[Data records]
+ + + +

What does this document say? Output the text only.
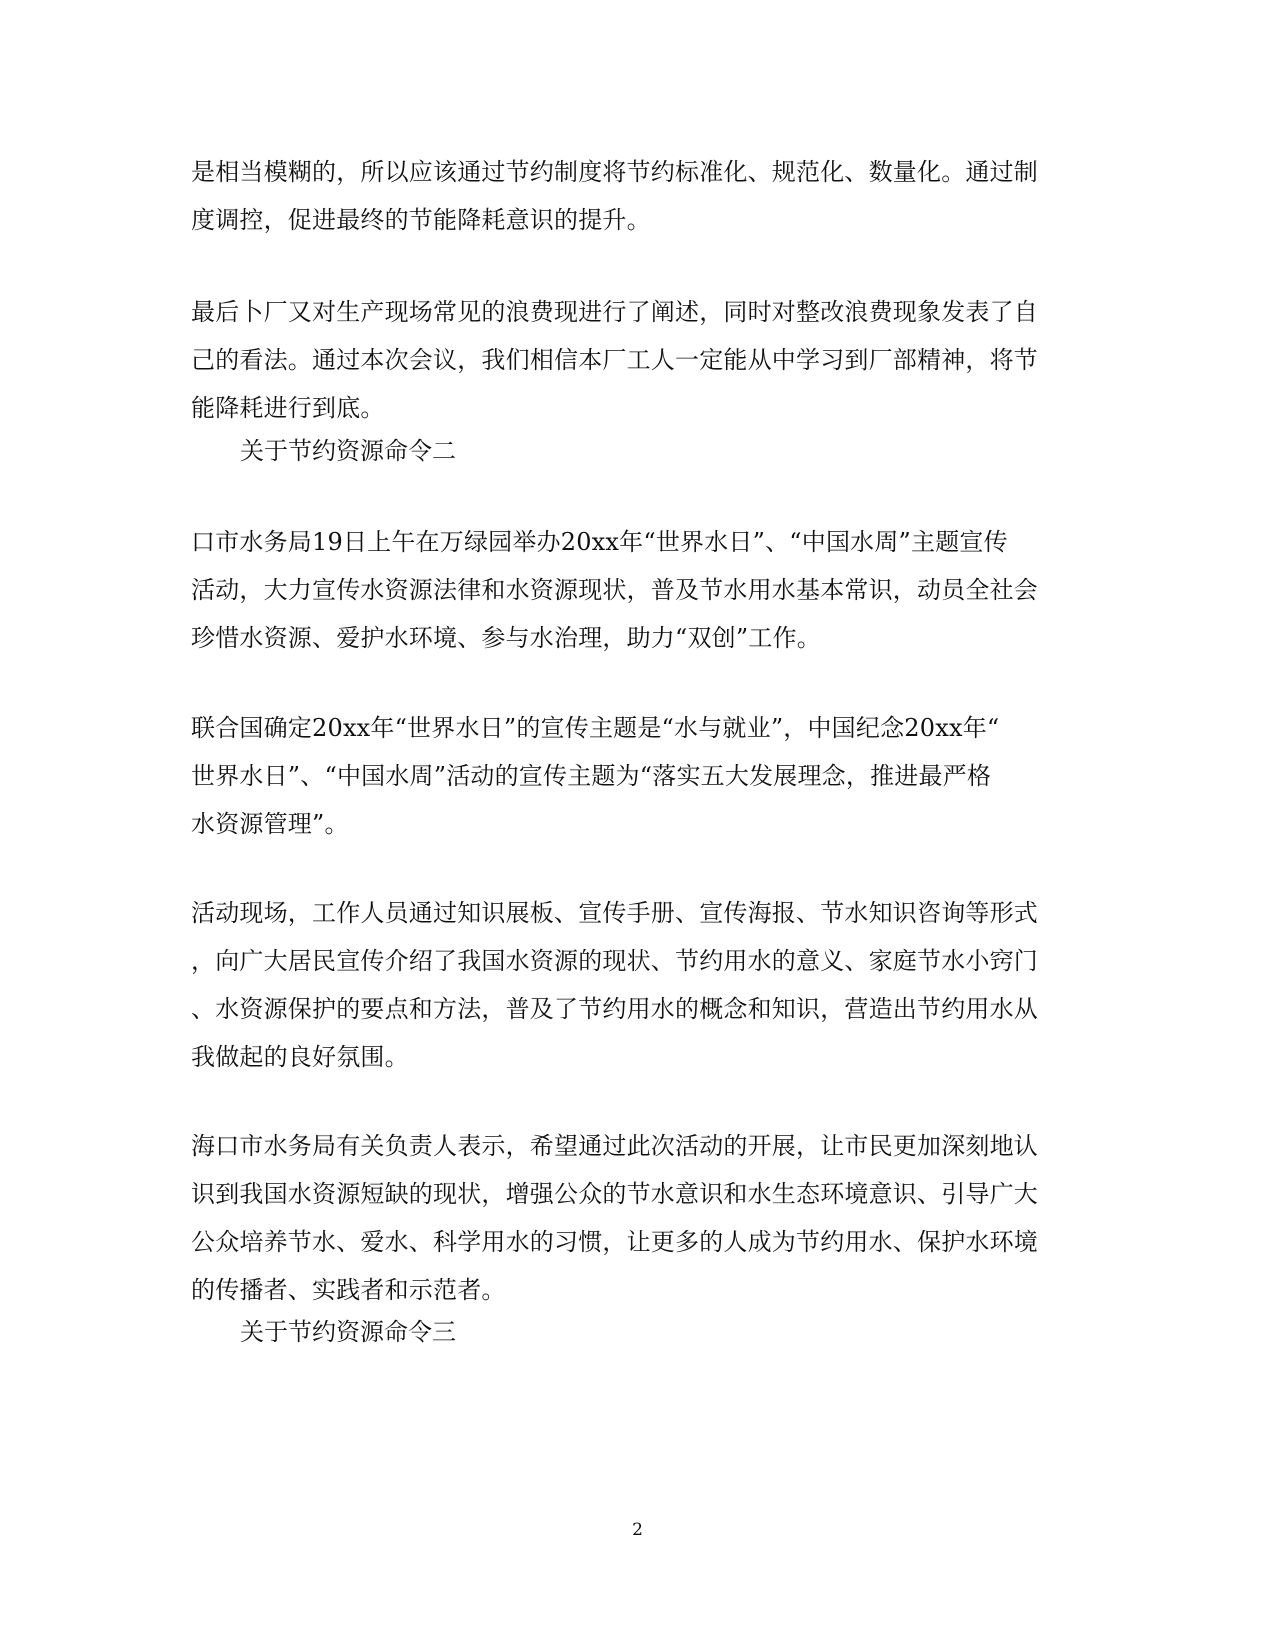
是相当模糊的，所以应该通过节约制度将节约标准化、规范化、数量化。通过制
度调控，促进最终的节能降耗意识的提升。

最后卜厂又对生产现场常见的浪费现进行了阐述，同时对整改浪费现象发表了自
己的看法。通过本次会议，我们相信本厂工人一定能从中学习到厂部精神，将节
能降耗进行到底。

关于节约资源命令二

口市水务局19日上午在万绿园举办20xx年“世界水日”、“中国水周”主题宣传
活动，大力宣传水资源法律和水资源现状，普及节水用水基本常识，动员全社会
珍惜水资源、爱护水环境、参与水治理，助力“双创”工作。

联合国确定20xx年“世界水日”的宣传主题是“水与就业”，中国纪念20xx年“
世界水日”、“中国水周”活动的宣传主题为“落实五大发展理念，推进最严格
水资源管理”。

活动现场，工作人员通过知识展板、宣传手册、宣传海报、节水知识咨询等形式
，向广大居民宣传介绍了我国水资源的现状、节约用水的意义、家庭节水小窍门
、水资源保护的要点和方法，普及了节约用水的概念和知识，营造出节约用水从
我做起的良好氛围。

海口市水务局有关负责人表示，希望通过此次活动的开展，让市民更加深刻地认
识到我国水资源短缺的现状，增强公众的节水意识和水生态环境意识、引导广大
公众培养节水、爱水、科学用水的习惯，让更多的人成为节约用水、保护水环境
的传播者、实践者和示范者。

关于节约资源命令三

2
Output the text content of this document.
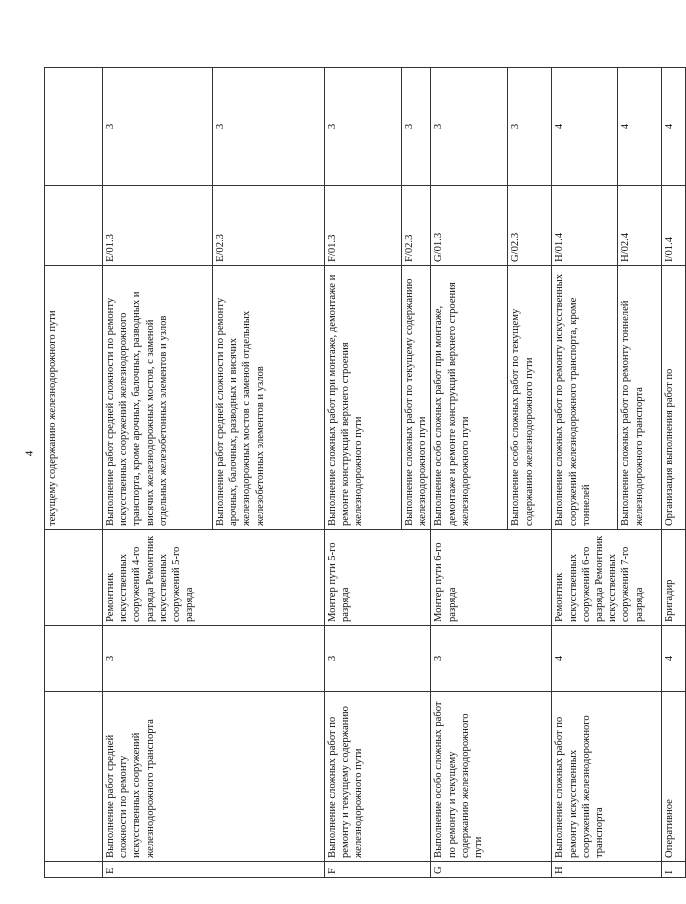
4
				текущему содержанию железнодорожного пути		
E	Выполнение работ средней сложности по ремонту искусственных сооружений железнодорожного транспорта	3	Ремонтник искусственных сооружений 4-го разряда Ремонтник искусственных сооружений 5-го разряда	Выполнение работ средней сложности по ремонту искусственных сооружений железнодорожного транспорта, кроме арочных, балочных, разводных и висячих железнодорожных мостов, с заменой отдельных железобетонных элементов и узлов	E/01.3	3
				Выполнение работ средней сложности по ремонту арочных, балочных, разводных и висячих железнодорожных мостов с заменой отдельных железобетонных элементов и узлов	E/02.3	3
F	Выполнение сложных работ по ремонту и текущему содержанию железнодорожного пути	3	Монтер пути 5-го разряда	Выполнение сложных работ при монтаже, демонтаже и ремонте конструкций верхнего строения железнодорожного пути	F/01.3	3
				Выполнение сложных работ по текущему содержанию железнодорожного пути	F/02.3	3
G	Выполнение особо сложных работ по ремонту и текущему содержанию железнодорожного пути	3	Монтер пути 6-го разряда	Выполнение особо сложных работ при монтаже, демонтаже и ремонте конструкций верхнего строения железнодорожного пути	G/01.3	3
				Выполнение особо сложных работ по текущему содержанию железнодорожного пути	G/02.3	3
H	Выполнение сложных работ по ремонту искусственных сооружений железнодорожного транспорта	4	Ремонтник искусственных сооружений 6-го разряда Ремонтник искусственных сооружений 7-го разряда	Выполнение сложных работ по ремонту искусственных сооружений железнодорожного транспорта, кроме тоннелей	H/01.4	4
				Выполнение сложных работ по ремонту тоннелей железнодорожного транспорта	H/02.4	4
I	Оперативное	4	Бригадир	Организация выполнения работ по	I/01.4	4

+ + + +

[SET EXERCISE]
Transcribe every entry above exactly. Omit all pictures.

[RESULT OF THE TASK]
What does this document say? Output the text only.
是相当模糊的，所以应该通过节约制度将节约标准化、规范化、数量化。通过制
度调控，促进最终的节能降耗意识的提升。

最后卜厂又对生产现场常见的浪费现进行了阐述，同时对整改浪费现象发表了自
己的看法。通过本次会议，我们相信本厂工人一定能从中学习到厂部精神，将节
能降耗进行到底。

关于节约资源命令二

口市水务局19日上午在万绿园举办20xx年“世界水日”、“中国水周”主题宣传
活动，大力宣传水资源法律和水资源现状，普及节水用水基本常识，动员全社会
珍惜水资源、爱护水环境、参与水治理，助力“双创”工作。

联合国确定20xx年“世界水日”的宣传主题是“水与就业”，中国纪念20xx年“
世界水日”、“中国水周”活动的宣传主题为“落实五大发展理念，推进最严格
水资源管理”。

活动现场，工作人员通过知识展板、宣传手册、宣传海报、节水知识咨询等形式
，向广大居民宣传介绍了我国水资源的现状、节约用水的意义、家庭节水小窍门
、水资源保护的要点和方法，普及了节约用水的概念和知识，营造出节约用水从
我做起的良好氛围。

海口市水务局有关负责人表示，希望通过此次活动的开展，让市民更加深刻地认
识到我国水资源短缺的现状，增强公众的节水意识和水生态环境意识、引导广大
公众培养节水、爱水、科学用水的习惯，让更多的人成为节约用水、保护水环境
的传播者、实践者和示范者。

关于节约资源命令三

2
Output the text content of this document.
4
				текущему содержанию железнодорожного пути		
E	Выполнение работ средней сложности по ремонту искусственных сооружений железнодорожного транспорта	3	Ремонтник искусственных сооружений 4-го разряда Ремонтник искусственных сооружений 5-го разряда	Выполнение работ средней сложности по ремонту искусственных сооружений железнодорожного транспорта, кроме арочных, балочных, разводных и висячих железнодорожных мостов, с заменой отдельных железобетонных элементов и узлов	E/01.3	3
				Выполнение работ средней сложности по ремонту арочных, балочных, разводных и висячих железнодорожных мостов с заменой отдельных железобетонных элементов и узлов	E/02.3	3
F	Выполнение сложных работ по ремонту и текущему содержанию железнодорожного пути	3	Монтер пути 5-го разряда	Выполнение сложных работ при монтаже, демонтаже и ремонте конструкций верхнего строения железнодорожного пути	F/01.3	3
				Выполнение сложных работ по текущему содержанию железнодорожного пути	F/02.3	3
G	Выполнение особо сложных работ по ремонту и текущему содержанию железнодорожного пути	3	Монтер пути 6-го разряда	Выполнение особо сложных работ при монтаже, демонтаже и ремонте конструкций верхнего строения железнодорожного пути	G/01.3	3
				Выполнение особо сложных работ по текущему содержанию железнодорожного пути	G/02.3	3
H	Выполнение сложных работ по ремонту искусственных сооружений железнодорожного транспорта	4	Ремонтник искусственных сооружений 6-го разряда Ремонтник искусственных сооружений 7-го разряда	Выполнение сложных работ по ремонту искусственных сооружений железнодорожного транспорта, кроме тоннелей	H/01.4	4
				Выполнение сложных работ по ремонту тоннелей железнодорожного транспорта	H/02.4	4
I	Оперативное	4	Бригадир	Организация выполнения работ по	I/01.4	4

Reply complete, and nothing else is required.